--- begin SUPPLIED DATA ---

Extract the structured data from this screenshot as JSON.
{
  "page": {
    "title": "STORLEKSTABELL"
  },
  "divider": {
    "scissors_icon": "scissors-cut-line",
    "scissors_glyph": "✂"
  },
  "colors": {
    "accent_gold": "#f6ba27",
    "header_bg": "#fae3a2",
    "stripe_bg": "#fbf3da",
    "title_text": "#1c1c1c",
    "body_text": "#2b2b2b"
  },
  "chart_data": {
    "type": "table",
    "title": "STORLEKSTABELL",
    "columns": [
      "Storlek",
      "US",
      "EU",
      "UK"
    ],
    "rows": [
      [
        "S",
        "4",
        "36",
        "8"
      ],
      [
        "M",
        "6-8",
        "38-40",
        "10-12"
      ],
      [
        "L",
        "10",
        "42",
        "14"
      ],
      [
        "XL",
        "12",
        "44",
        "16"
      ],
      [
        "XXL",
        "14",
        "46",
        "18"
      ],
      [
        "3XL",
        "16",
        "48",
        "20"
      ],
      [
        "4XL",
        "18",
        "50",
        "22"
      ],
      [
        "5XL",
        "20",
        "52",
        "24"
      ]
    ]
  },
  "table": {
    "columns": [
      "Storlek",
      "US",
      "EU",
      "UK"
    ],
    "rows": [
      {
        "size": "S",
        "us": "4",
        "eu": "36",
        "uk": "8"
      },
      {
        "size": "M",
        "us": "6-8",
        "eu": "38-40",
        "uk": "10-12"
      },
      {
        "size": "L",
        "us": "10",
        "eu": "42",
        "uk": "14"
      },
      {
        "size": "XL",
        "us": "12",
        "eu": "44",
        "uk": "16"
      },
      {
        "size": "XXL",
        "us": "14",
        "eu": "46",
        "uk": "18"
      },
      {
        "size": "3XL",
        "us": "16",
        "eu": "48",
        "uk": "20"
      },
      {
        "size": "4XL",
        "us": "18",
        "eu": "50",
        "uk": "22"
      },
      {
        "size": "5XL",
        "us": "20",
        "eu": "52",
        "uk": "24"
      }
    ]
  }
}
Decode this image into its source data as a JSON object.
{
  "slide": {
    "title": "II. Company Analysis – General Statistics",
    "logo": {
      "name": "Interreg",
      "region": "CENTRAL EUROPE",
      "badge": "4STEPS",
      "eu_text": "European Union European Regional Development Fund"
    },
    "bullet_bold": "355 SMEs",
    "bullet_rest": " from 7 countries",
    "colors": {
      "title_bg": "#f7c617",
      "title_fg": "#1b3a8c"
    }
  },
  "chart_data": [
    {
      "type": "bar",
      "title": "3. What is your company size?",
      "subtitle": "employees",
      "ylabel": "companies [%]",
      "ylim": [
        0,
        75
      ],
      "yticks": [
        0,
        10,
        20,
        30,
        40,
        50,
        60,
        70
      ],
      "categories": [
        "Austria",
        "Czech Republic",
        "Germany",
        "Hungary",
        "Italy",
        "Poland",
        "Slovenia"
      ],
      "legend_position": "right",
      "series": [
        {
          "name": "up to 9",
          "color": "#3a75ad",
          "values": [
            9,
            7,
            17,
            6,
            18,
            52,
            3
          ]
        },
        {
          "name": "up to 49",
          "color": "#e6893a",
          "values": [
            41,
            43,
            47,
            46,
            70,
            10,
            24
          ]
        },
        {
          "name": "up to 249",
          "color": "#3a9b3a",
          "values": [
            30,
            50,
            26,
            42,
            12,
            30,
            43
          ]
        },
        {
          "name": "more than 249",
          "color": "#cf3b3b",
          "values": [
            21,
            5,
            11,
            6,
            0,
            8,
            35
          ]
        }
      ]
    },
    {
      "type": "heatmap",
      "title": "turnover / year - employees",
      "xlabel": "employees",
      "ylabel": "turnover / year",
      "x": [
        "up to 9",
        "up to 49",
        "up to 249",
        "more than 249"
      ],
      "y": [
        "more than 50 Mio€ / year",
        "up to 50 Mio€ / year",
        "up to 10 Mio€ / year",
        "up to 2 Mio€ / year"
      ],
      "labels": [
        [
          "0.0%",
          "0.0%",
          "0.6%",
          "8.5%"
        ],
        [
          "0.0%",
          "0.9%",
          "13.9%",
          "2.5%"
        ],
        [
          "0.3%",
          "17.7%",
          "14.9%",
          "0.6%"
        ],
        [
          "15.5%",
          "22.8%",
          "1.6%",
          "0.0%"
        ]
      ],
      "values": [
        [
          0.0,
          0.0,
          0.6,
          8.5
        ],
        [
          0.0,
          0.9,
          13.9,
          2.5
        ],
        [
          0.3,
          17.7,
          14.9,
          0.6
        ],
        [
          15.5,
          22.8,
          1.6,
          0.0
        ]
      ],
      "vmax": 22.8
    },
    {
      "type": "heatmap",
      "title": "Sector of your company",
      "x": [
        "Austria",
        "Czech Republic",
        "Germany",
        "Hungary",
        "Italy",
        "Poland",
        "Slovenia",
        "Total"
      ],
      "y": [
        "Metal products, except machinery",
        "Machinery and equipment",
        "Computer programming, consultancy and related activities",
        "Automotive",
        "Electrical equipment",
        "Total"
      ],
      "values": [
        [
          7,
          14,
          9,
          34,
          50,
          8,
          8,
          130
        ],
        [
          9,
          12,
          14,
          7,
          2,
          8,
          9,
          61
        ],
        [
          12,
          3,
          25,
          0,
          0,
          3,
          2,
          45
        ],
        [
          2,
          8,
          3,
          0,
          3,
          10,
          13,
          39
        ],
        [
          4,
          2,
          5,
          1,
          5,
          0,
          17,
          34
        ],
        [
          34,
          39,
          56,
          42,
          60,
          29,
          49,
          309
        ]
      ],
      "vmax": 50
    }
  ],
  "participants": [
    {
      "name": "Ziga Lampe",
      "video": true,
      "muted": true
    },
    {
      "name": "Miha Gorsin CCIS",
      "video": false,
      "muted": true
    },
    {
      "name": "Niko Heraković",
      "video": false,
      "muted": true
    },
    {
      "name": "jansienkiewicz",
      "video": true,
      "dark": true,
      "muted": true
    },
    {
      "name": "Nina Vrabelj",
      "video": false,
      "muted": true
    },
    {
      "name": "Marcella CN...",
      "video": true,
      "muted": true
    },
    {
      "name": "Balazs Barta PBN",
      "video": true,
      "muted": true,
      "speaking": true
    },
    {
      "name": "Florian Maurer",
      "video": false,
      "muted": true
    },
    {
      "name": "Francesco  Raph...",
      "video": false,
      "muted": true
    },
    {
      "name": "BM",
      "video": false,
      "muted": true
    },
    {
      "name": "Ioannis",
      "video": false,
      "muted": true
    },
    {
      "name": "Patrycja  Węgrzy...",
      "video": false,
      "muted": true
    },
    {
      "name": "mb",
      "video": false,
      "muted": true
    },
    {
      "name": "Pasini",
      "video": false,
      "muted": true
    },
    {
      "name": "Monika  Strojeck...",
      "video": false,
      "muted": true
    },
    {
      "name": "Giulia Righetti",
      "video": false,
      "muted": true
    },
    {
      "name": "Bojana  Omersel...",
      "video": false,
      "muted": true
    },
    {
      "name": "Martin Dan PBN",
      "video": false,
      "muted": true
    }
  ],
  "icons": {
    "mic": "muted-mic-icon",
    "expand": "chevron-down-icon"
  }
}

--- end SUPPLIED DATA ---

Transcribe every entry verbatim.

- [SOLUTION FOR THIS TASK]
Extract the structured data from this screenshot as JSON.
{
  "page": {
    "title": "STORLEKSTABELL"
  },
  "divider": {
    "scissors_icon": "scissors-cut-line",
    "scissors_glyph": "✂"
  },
  "colors": {
    "accent_gold": "#f6ba27",
    "header_bg": "#fae3a2",
    "stripe_bg": "#fbf3da",
    "title_text": "#1c1c1c",
    "body_text": "#2b2b2b"
  },
  "chart_data": {
    "type": "table",
    "title": "STORLEKSTABELL",
    "columns": [
      "Storlek",
      "US",
      "EU",
      "UK"
    ],
    "rows": [
      [
        "S",
        "4",
        "36",
        "8"
      ],
      [
        "M",
        "6-8",
        "38-40",
        "10-12"
      ],
      [
        "L",
        "10",
        "42",
        "14"
      ],
      [
        "XL",
        "12",
        "44",
        "16"
      ],
      [
        "XXL",
        "14",
        "46",
        "18"
      ],
      [
        "3XL",
        "16",
        "48",
        "20"
      ],
      [
        "4XL",
        "18",
        "50",
        "22"
      ],
      [
        "5XL",
        "20",
        "52",
        "24"
      ]
    ]
  },
  "table": {
    "columns": [
      "Storlek",
      "US",
      "EU",
      "UK"
    ],
    "rows": [
      {
        "size": "S",
        "us": "4",
        "eu": "36",
        "uk": "8"
      },
      {
        "size": "M",
        "us": "6-8",
        "eu": "38-40",
        "uk": "10-12"
      },
      {
        "size": "L",
        "us": "10",
        "eu": "42",
        "uk": "14"
      },
      {
        "size": "XL",
        "us": "12",
        "eu": "44",
        "uk": "16"
      },
      {
        "size": "XXL",
        "us": "14",
        "eu": "46",
        "uk": "18"
      },
      {
        "size": "3XL",
        "us": "16",
        "eu": "48",
        "uk": "20"
      },
      {
        "size": "4XL",
        "us": "18",
        "eu": "50",
        "uk": "22"
      },
      {
        "size": "5XL",
        "us": "20",
        "eu": "52",
        "uk": "24"
      }
    ]
  }
}
Decode this image into its source data as a JSON object.
{
  "slide": {
    "title": "II. Company Analysis – General Statistics",
    "logo": {
      "name": "Interreg",
      "region": "CENTRAL EUROPE",
      "badge": "4STEPS",
      "eu_text": "European Union European Regional Development Fund"
    },
    "bullet_bold": "355 SMEs",
    "bullet_rest": " from 7 countries",
    "colors": {
      "title_bg": "#f7c617",
      "title_fg": "#1b3a8c"
    }
  },
  "chart_data": [
    {
      "type": "bar",
      "title": "3. What is your company size?",
      "subtitle": "employees",
      "ylabel": "companies [%]",
      "ylim": [
        0,
        75
      ],
      "yticks": [
        0,
        10,
        20,
        30,
        40,
        50,
        60,
        70
      ],
      "categories": [
        "Austria",
        "Czech Republic",
        "Germany",
        "Hungary",
        "Italy",
        "Poland",
        "Slovenia"
      ],
      "legend_position": "right",
      "series": [
        {
          "name": "up to 9",
          "color": "#3a75ad",
          "values": [
            9,
            7,
            17,
            6,
            18,
            52,
            3
          ]
        },
        {
          "name": "up to 49",
          "color": "#e6893a",
          "values": [
            41,
            43,
            47,
            46,
            70,
            10,
            24
          ]
        },
        {
          "name": "up to 249",
          "color": "#3a9b3a",
          "values": [
            30,
            50,
            26,
            42,
            12,
            30,
            43
          ]
        },
        {
          "name": "more than 249",
          "color": "#cf3b3b",
          "values": [
            21,
            5,
            11,
            6,
            0,
            8,
            35
          ]
        }
      ]
    },
    {
      "type": "heatmap",
      "title": "turnover / year - employees",
      "xlabel": "employees",
      "ylabel": "turnover / year",
      "x": [
        "up to 9",
        "up to 49",
        "up to 249",
        "more than 249"
      ],
      "y": [
        "more than 50 Mio€ / year",
        "up to 50 Mio€ / year",
        "up to 10 Mio€ / year",
        "up to 2 Mio€ / year"
      ],
      "labels": [
        [
          "0.0%",
          "0.0%",
          "0.6%",
          "8.5%"
        ],
        [
          "0.0%",
          "0.9%",
          "13.9%",
          "2.5%"
        ],
        [
          "0.3%",
          "17.7%",
          "14.9%",
          "0.6%"
        ],
        [
          "15.5%",
          "22.8%",
          "1.6%",
          "0.0%"
        ]
      ],
      "values": [
        [
          0.0,
          0.0,
          0.6,
          8.5
        ],
        [
          0.0,
          0.9,
          13.9,
          2.5
        ],
        [
          0.3,
          17.7,
          14.9,
          0.6
        ],
        [
          15.5,
          22.8,
          1.6,
          0.0
        ]
      ],
      "vmax": 22.8
    },
    {
      "type": "heatmap",
      "title": "Sector of your company",
      "x": [
        "Austria",
        "Czech Republic",
        "Germany",
        "Hungary",
        "Italy",
        "Poland",
        "Slovenia",
        "Total"
      ],
      "y": [
        "Metal products, except machinery",
        "Machinery and equipment",
        "Computer programming, consultancy and related activities",
        "Automotive",
        "Electrical equipment",
        "Total"
      ],
      "values": [
        [
          7,
          14,
          9,
          34,
          50,
          8,
          8,
          130
        ],
        [
          9,
          12,
          14,
          7,
          2,
          8,
          9,
          61
        ],
        [
          12,
          3,
          25,
          0,
          0,
          3,
          2,
          45
        ],
        [
          2,
          8,
          3,
          0,
          3,
          10,
          13,
          39
        ],
        [
          4,
          2,
          5,
          1,
          5,
          0,
          17,
          34
        ],
        [
          34,
          39,
          56,
          42,
          60,
          29,
          49,
          309
        ]
      ],
      "vmax": 50
    }
  ],
  "participants": [
    {
      "name": "Ziga Lampe",
      "video": true,
      "muted": true
    },
    {
      "name": "Miha Gorsin CCIS",
      "video": false,
      "muted": true
    },
    {
      "name": "Niko Heraković",
      "video": false,
      "muted": true
    },
    {
      "name": "jansienkiewicz",
      "video": true,
      "dark": true,
      "muted": true
    },
    {
      "name": "Nina Vrabelj",
      "video": false,
      "muted": true
    },
    {
      "name": "Marcella CN...",
      "video": true,
      "muted": true
    },
    {
      "name": "Balazs Barta PBN",
      "video": true,
      "muted": true,
      "speaking": true
    },
    {
      "name": "Florian Maurer",
      "video": false,
      "muted": true
    },
    {
      "name": "Francesco  Raph...",
      "video": false,
      "muted": true
    },
    {
      "name": "BM",
      "video": false,
      "muted": true
    },
    {
      "name": "Ioannis",
      "video": false,
      "muted": true
    },
    {
      "name": "Patrycja  Węgrzy...",
      "video": false,
      "muted": true
    },
    {
      "name": "mb",
      "video": false,
      "muted": true
    },
    {
      "name": "Pasini",
      "video": false,
      "muted": true
    },
    {
      "name": "Monika  Strojeck...",
      "video": false,
      "muted": true
    },
    {
      "name": "Giulia Righetti",
      "video": false,
      "muted": true
    },
    {
      "name": "Bojana  Omersel...",
      "video": false,
      "muted": true
    },
    {
      "name": "Martin Dan PBN",
      "video": false,
      "muted": true
    }
  ],
  "icons": {
    "mic": "muted-mic-icon",
    "expand": "chevron-down-icon"
  }
}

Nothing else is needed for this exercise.